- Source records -
[Begin]
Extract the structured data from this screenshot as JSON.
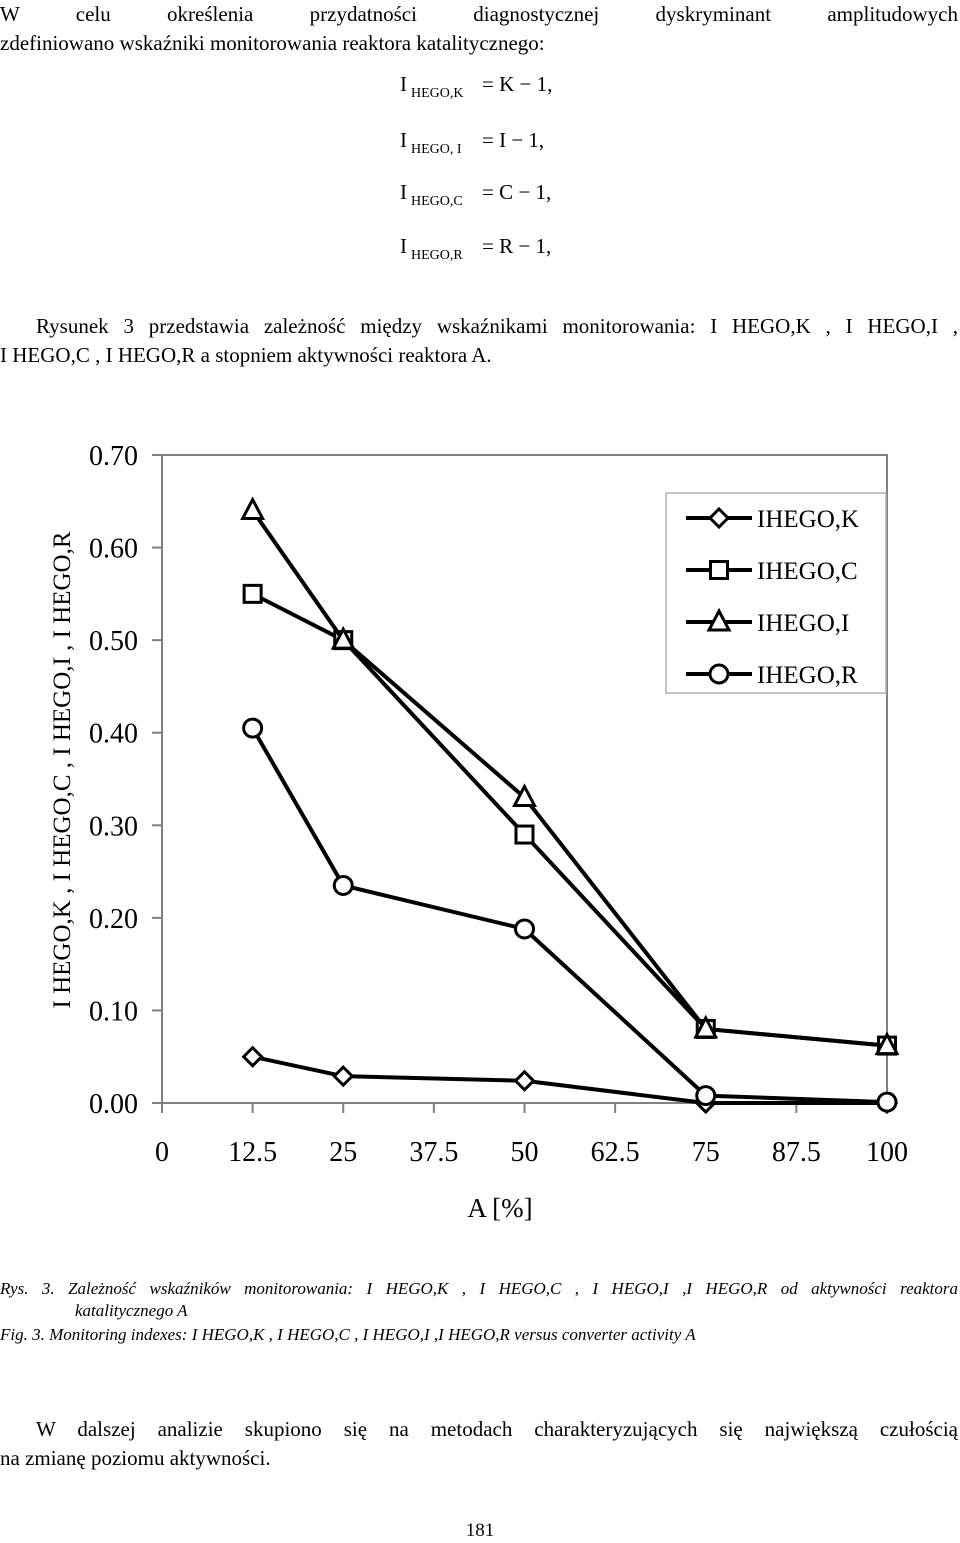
{
  "intro": {
    "line1": "W celu określenia przydatności diagnostycznej dyskryminant amplitudowych",
    "line2": "zdefiniowano wskaźniki monitorowania reaktora katalitycznego:"
  },
  "equations": [
    {
      "lhs": "I",
      "sub": "HEGO,K",
      "rhs": "= K − 1,"
    },
    {
      "lhs": "I",
      "sub": "HEGO, I",
      "rhs": "= I − 1,"
    },
    {
      "lhs": "I",
      "sub": "HEGO,C",
      "rhs": "= C − 1,"
    },
    {
      "lhs": "I",
      "sub": "HEGO,R",
      "rhs": "= R − 1,"
    }
  ],
  "description": {
    "line1": "Rysunek 3 przedstawia zależność między wskaźnikami monitorowania: I HEGO,K , I HEGO,I ,",
    "line2": "I HEGO,C , I HEGO,R a stopniem aktywności reaktora A."
  },
  "chart_data": {
    "type": "line",
    "xlabel": "A [%]",
    "ylabel": "I HEGO,K , I HEGO,C , I HEGO,I , I HEGO,R",
    "x_ticks": [
      "0",
      "12.5",
      "25",
      "37.5",
      "50",
      "62.5",
      "75",
      "87.5",
      "100"
    ],
    "y_ticks": [
      "0.00",
      "0.10",
      "0.20",
      "0.30",
      "0.40",
      "0.50",
      "0.60",
      "0.70"
    ],
    "xlim": [
      0,
      100
    ],
    "ylim": [
      0,
      0.7
    ],
    "grid": false,
    "legend_position": "top-right",
    "x": [
      12.5,
      25,
      50,
      75,
      100
    ],
    "series": [
      {
        "name": "IHEGO,K",
        "marker": "diamond",
        "values": [
          0.05,
          0.029,
          0.024,
          0.0,
          0.0
        ]
      },
      {
        "name": "IHEGO,C",
        "marker": "square",
        "values": [
          0.55,
          0.5,
          0.29,
          0.08,
          0.062
        ]
      },
      {
        "name": "IHEGO,I",
        "marker": "triangle",
        "values": [
          0.64,
          0.5,
          0.33,
          0.08,
          0.062
        ]
      },
      {
        "name": "IHEGO,R",
        "marker": "circle",
        "values": [
          0.405,
          0.235,
          0.188,
          0.008,
          0.001
        ]
      }
    ]
  },
  "caption": {
    "pl_line1": "Rys. 3. Zależność wskaźników monitorowania: I HEGO,K , I HEGO,C , I HEGO,I ,I HEGO,R od aktywności reaktora",
    "pl_line2": "katalitycznego A",
    "en": "Fig. 3. Monitoring indexes: I HEGO,K , I HEGO,C , I HEGO,I ,I HEGO,R versus converter activity A"
  },
  "conclusion": {
    "line1": "W dalszej analizie skupiono się na metodach charakteryzujących się największą czułością",
    "line2": "na zmianę poziomu aktywności."
  },
  "page_number": "181"
}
[End]
Make an exact copy of the whole listing, but don't bring over any pictures.

- Task output -
Extract the structured data from this screenshot as JSON.
{
  "intro": {
    "line1": "W celu określenia przydatności diagnostycznej dyskryminant amplitudowych",
    "line2": "zdefiniowano wskaźniki monitorowania reaktora katalitycznego:"
  },
  "equations": [
    {
      "lhs": "I",
      "sub": "HEGO,K",
      "rhs": "= K − 1,"
    },
    {
      "lhs": "I",
      "sub": "HEGO, I",
      "rhs": "= I − 1,"
    },
    {
      "lhs": "I",
      "sub": "HEGO,C",
      "rhs": "= C − 1,"
    },
    {
      "lhs": "I",
      "sub": "HEGO,R",
      "rhs": "= R − 1,"
    }
  ],
  "description": {
    "line1": "Rysunek 3 przedstawia zależność między wskaźnikami monitorowania: I HEGO,K , I HEGO,I ,",
    "line2": "I HEGO,C , I HEGO,R a stopniem aktywności reaktora A."
  },
  "chart_data": {
    "type": "line",
    "xlabel": "A [%]",
    "ylabel": "I HEGO,K , I HEGO,C , I HEGO,I , I HEGO,R",
    "x_ticks": [
      "0",
      "12.5",
      "25",
      "37.5",
      "50",
      "62.5",
      "75",
      "87.5",
      "100"
    ],
    "y_ticks": [
      "0.00",
      "0.10",
      "0.20",
      "0.30",
      "0.40",
      "0.50",
      "0.60",
      "0.70"
    ],
    "xlim": [
      0,
      100
    ],
    "ylim": [
      0,
      0.7
    ],
    "grid": false,
    "legend_position": "top-right",
    "x": [
      12.5,
      25,
      50,
      75,
      100
    ],
    "series": [
      {
        "name": "IHEGO,K",
        "marker": "diamond",
        "values": [
          0.05,
          0.029,
          0.024,
          0.0,
          0.0
        ]
      },
      {
        "name": "IHEGO,C",
        "marker": "square",
        "values": [
          0.55,
          0.5,
          0.29,
          0.08,
          0.062
        ]
      },
      {
        "name": "IHEGO,I",
        "marker": "triangle",
        "values": [
          0.64,
          0.5,
          0.33,
          0.08,
          0.062
        ]
      },
      {
        "name": "IHEGO,R",
        "marker": "circle",
        "values": [
          0.405,
          0.235,
          0.188,
          0.008,
          0.001
        ]
      }
    ]
  },
  "caption": {
    "pl_line1": "Rys. 3. Zależność wskaźników monitorowania: I HEGO,K , I HEGO,C , I HEGO,I ,I HEGO,R od aktywności reaktora",
    "pl_line2": "katalitycznego A",
    "en": "Fig. 3. Monitoring indexes: I HEGO,K , I HEGO,C , I HEGO,I ,I HEGO,R versus converter activity A"
  },
  "conclusion": {
    "line1": "W dalszej analizie skupiono się na metodach charakteryzujących się największą czułością",
    "line2": "na zmianę poziomu aktywności."
  },
  "page_number": "181"
}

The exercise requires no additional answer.